■ **Objective**
Locate "What data populates" in the records below, then copy its line and every following line exactly, without the pictures.

■ **Information supplied**
————————

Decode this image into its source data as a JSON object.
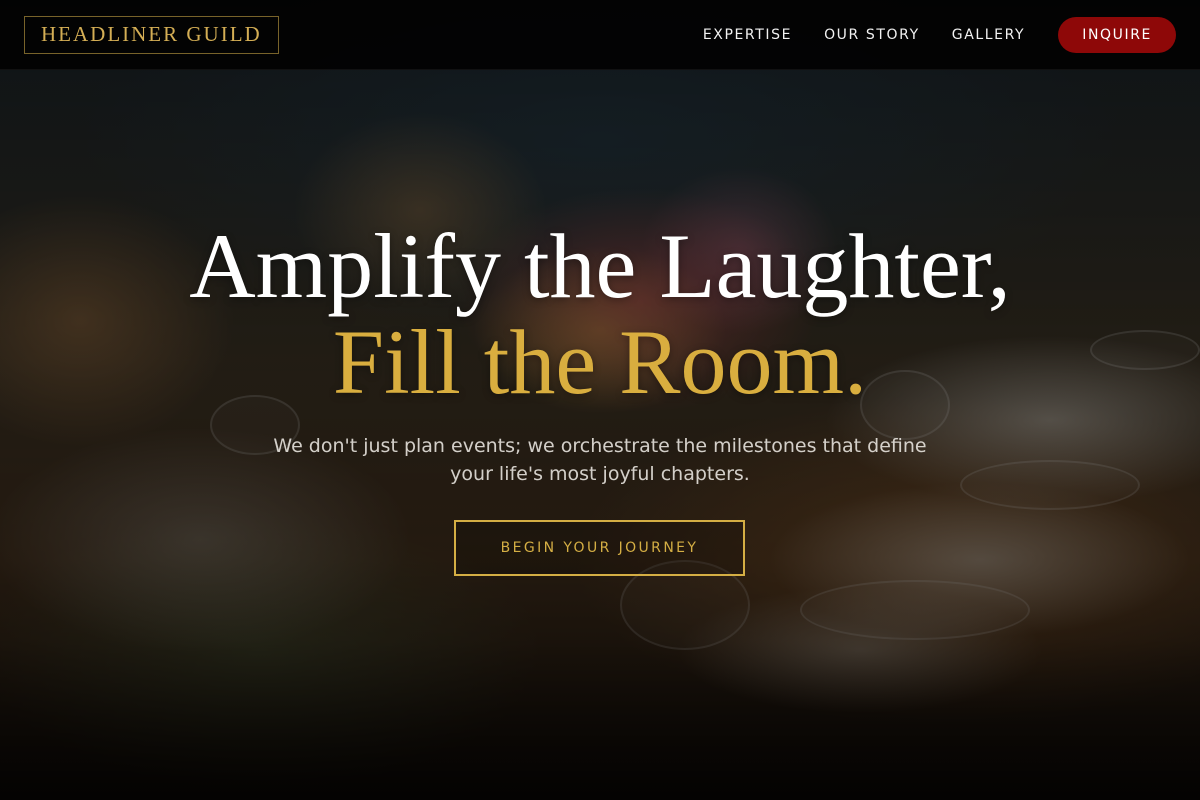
{
  "brand": {
    "name": "HEADLINER GUILD"
  },
  "nav": {
    "links": [
      {
        "label": "EXPERTISE"
      },
      {
        "label": "OUR STORY"
      },
      {
        "label": "GALLERY"
      }
    ],
    "cta_label": "INQUIRE"
  },
  "hero": {
    "headline_line1": "Amplify the Laughter,",
    "headline_line2": "Fill the Room.",
    "subheadline": "We don't just plan events; we orchestrate the milestones that define your life's most joyful chapters.",
    "cta_label": "BEGIN YOUR JOURNEY"
  },
  "colors": {
    "accent_gold": "#d9ae3f",
    "inquire_red": "#8e0808",
    "nav_background": "#020202"
  }
}
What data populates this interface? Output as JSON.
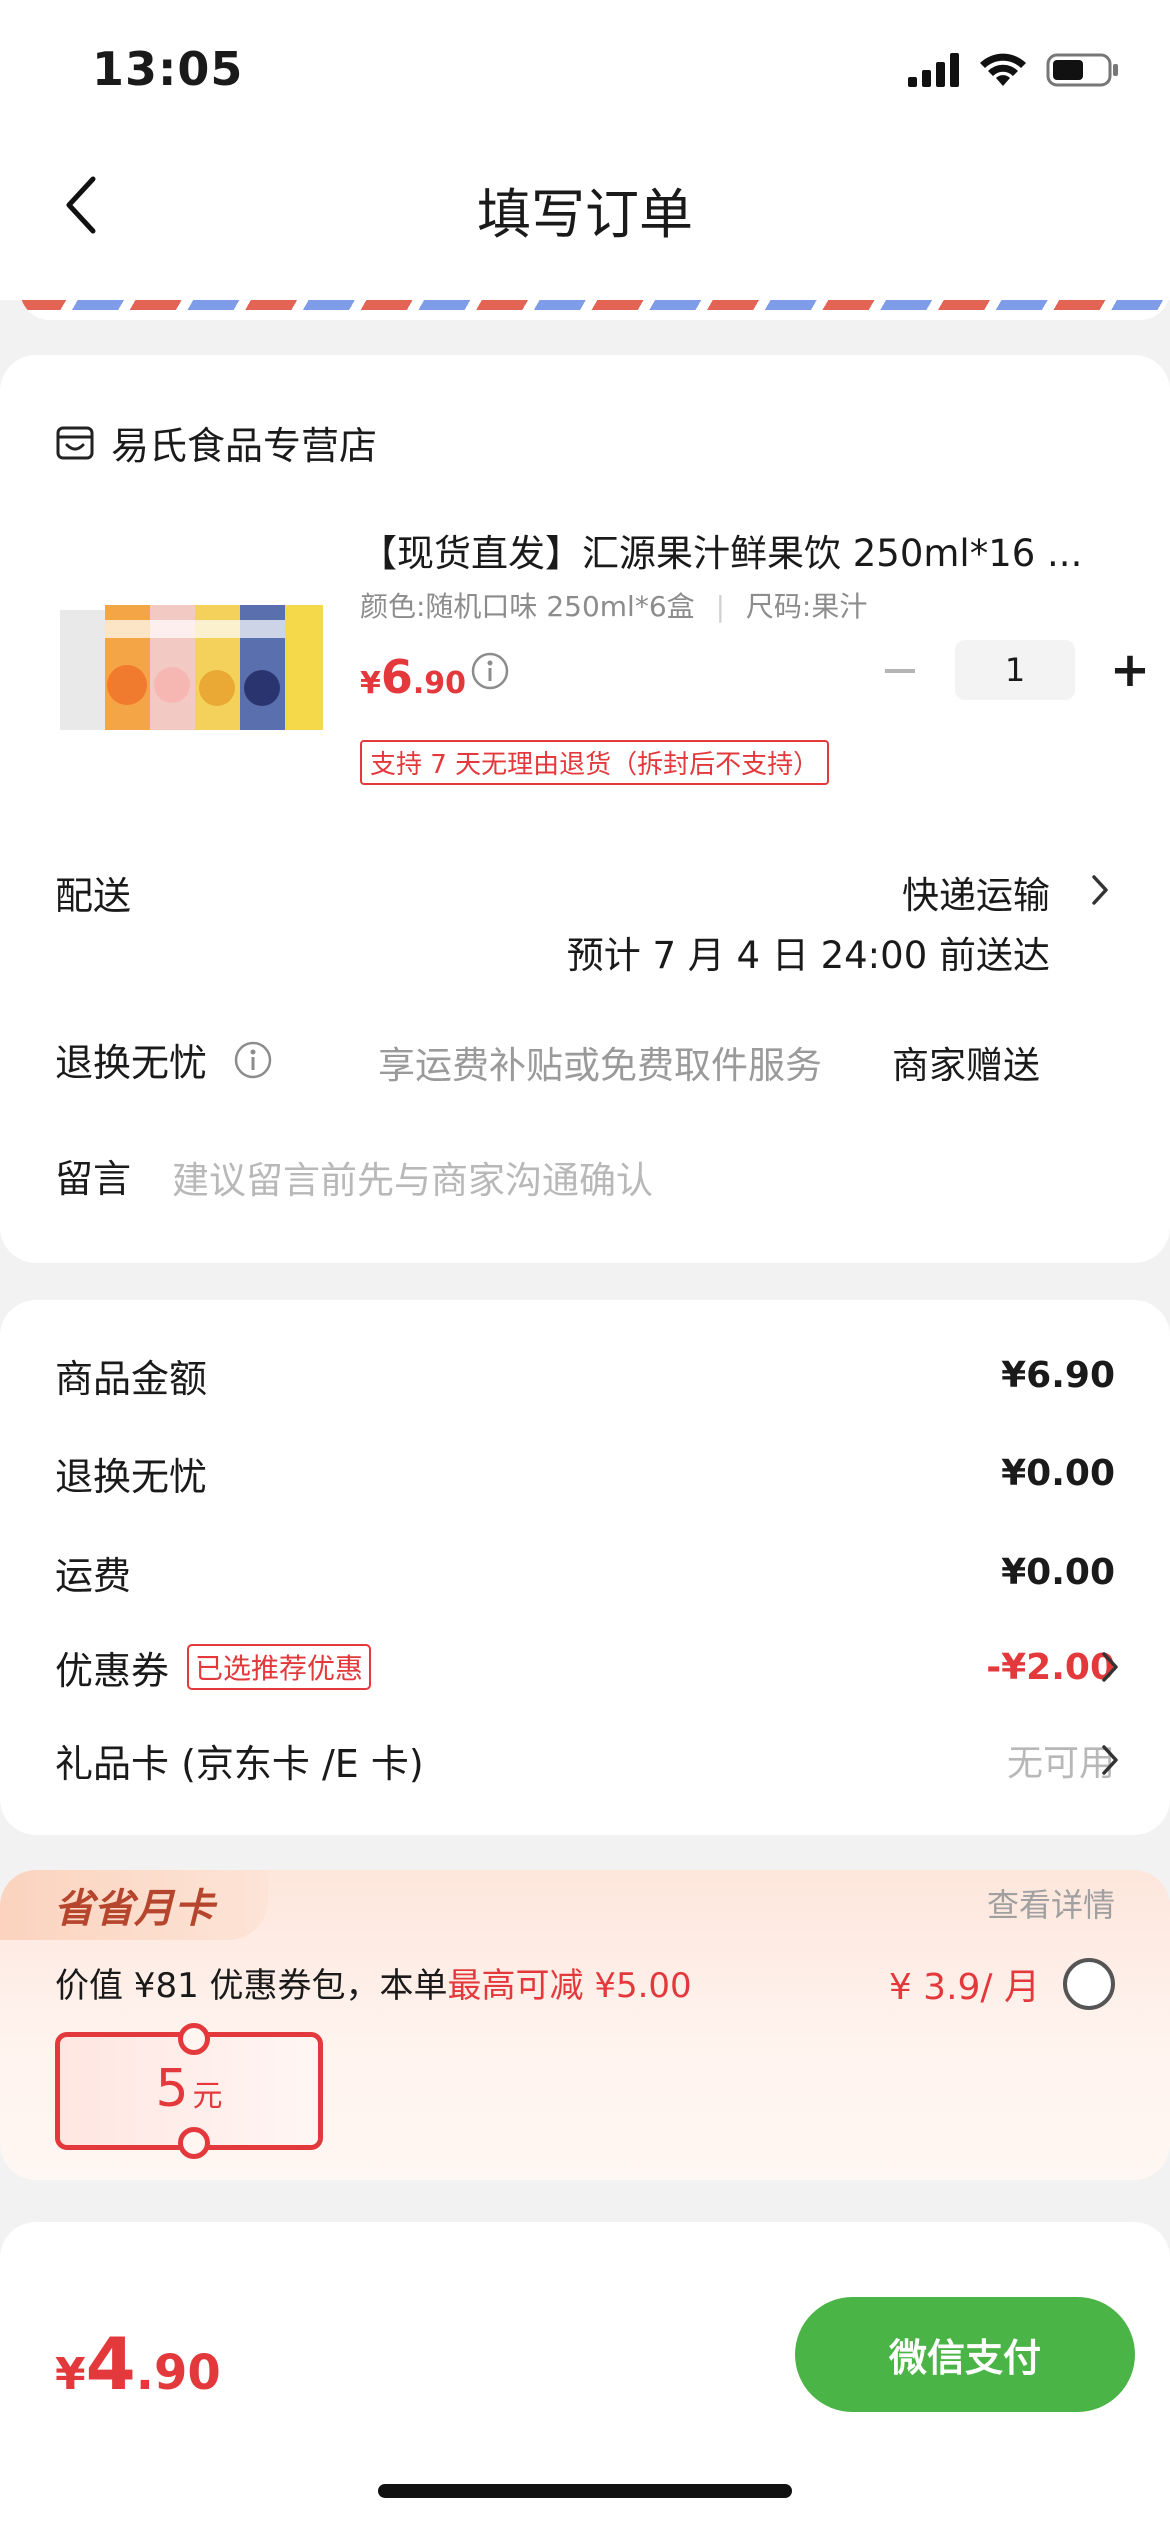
{
  "status_bar": {
    "time": "13:05"
  },
  "nav": {
    "title": "填写订单"
  },
  "colors": {
    "accent_red": "#e4393c",
    "pay_green": "#4bb447",
    "airmail_red": "#e36455",
    "airmail_blue": "#7f9ce8"
  },
  "store": {
    "name": "易氏食品专营店",
    "icon": "store-icon"
  },
  "product": {
    "title": "【现货直发】汇源果汁鲜果饮 250ml*16 ...",
    "spec_color": "颜色:随机口味 250ml*6盒",
    "spec_size": "尺码:果汁",
    "price_yen": "¥",
    "price_int": "6",
    "price_dec": ".90",
    "quantity": "1",
    "return_tag": "支持 7 天无理由退货（拆封后不支持）"
  },
  "delivery": {
    "label": "配送",
    "method": "快递运输",
    "eta": "预计 7 月 4 日 24:00 前送达"
  },
  "exchange": {
    "label": "退换无忧",
    "desc": "享运费补贴或免费取件服务",
    "value": "商家赠送"
  },
  "message": {
    "label": "留言",
    "placeholder": "建议留言前先与商家沟通确认"
  },
  "summary": {
    "items": [
      {
        "label": "商品金额",
        "value": "¥6.90"
      },
      {
        "label": "退换无忧",
        "value": "¥0.00"
      },
      {
        "label": "运费",
        "value": "¥0.00"
      }
    ],
    "coupon": {
      "label": "优惠券",
      "tag": "已选推荐优惠",
      "value": "-¥2.00"
    },
    "giftcard": {
      "label": "礼品卡 (京东卡 /E 卡)",
      "value": "无可用"
    }
  },
  "member_card": {
    "badge": "省省月卡",
    "detail_link": "查看详情",
    "desc_prefix": "价值 ¥81 优惠券包，本单",
    "desc_highlight": "最高可减 ¥5.00",
    "price": "¥ 3.9/ 月",
    "voucher_num": "5",
    "voucher_unit": "元"
  },
  "bottom": {
    "total_yen": "¥",
    "total_int": "4",
    "total_dec": ".90",
    "pay_label": "微信支付"
  }
}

————————

■ **Problem solution**
What data populates this interface? Output as JSON.
{
  "status_bar": {
    "time": "13:05"
  },
  "nav": {
    "title": "填写订单"
  },
  "colors": {
    "accent_red": "#e4393c",
    "pay_green": "#4bb447",
    "airmail_red": "#e36455",
    "airmail_blue": "#7f9ce8"
  },
  "store": {
    "name": "易氏食品专营店",
    "icon": "store-icon"
  },
  "product": {
    "title": "【现货直发】汇源果汁鲜果饮 250ml*16 ...",
    "spec_color": "颜色:随机口味 250ml*6盒",
    "spec_size": "尺码:果汁",
    "price_yen": "¥",
    "price_int": "6",
    "price_dec": ".90",
    "quantity": "1",
    "return_tag": "支持 7 天无理由退货（拆封后不支持）"
  },
  "delivery": {
    "label": "配送",
    "method": "快递运输",
    "eta": "预计 7 月 4 日 24:00 前送达"
  },
  "exchange": {
    "label": "退换无忧",
    "desc": "享运费补贴或免费取件服务",
    "value": "商家赠送"
  },
  "message": {
    "label": "留言",
    "placeholder": "建议留言前先与商家沟通确认"
  },
  "summary": {
    "items": [
      {
        "label": "商品金额",
        "value": "¥6.90"
      },
      {
        "label": "退换无忧",
        "value": "¥0.00"
      },
      {
        "label": "运费",
        "value": "¥0.00"
      }
    ],
    "coupon": {
      "label": "优惠券",
      "tag": "已选推荐优惠",
      "value": "-¥2.00"
    },
    "giftcard": {
      "label": "礼品卡 (京东卡 /E 卡)",
      "value": "无可用"
    }
  },
  "member_card": {
    "badge": "省省月卡",
    "detail_link": "查看详情",
    "desc_prefix": "价值 ¥81 优惠券包，本单",
    "desc_highlight": "最高可减 ¥5.00",
    "price": "¥ 3.9/ 月",
    "voucher_num": "5",
    "voucher_unit": "元"
  },
  "bottom": {
    "total_yen": "¥",
    "total_int": "4",
    "total_dec": ".90",
    "pay_label": "微信支付"
  }
}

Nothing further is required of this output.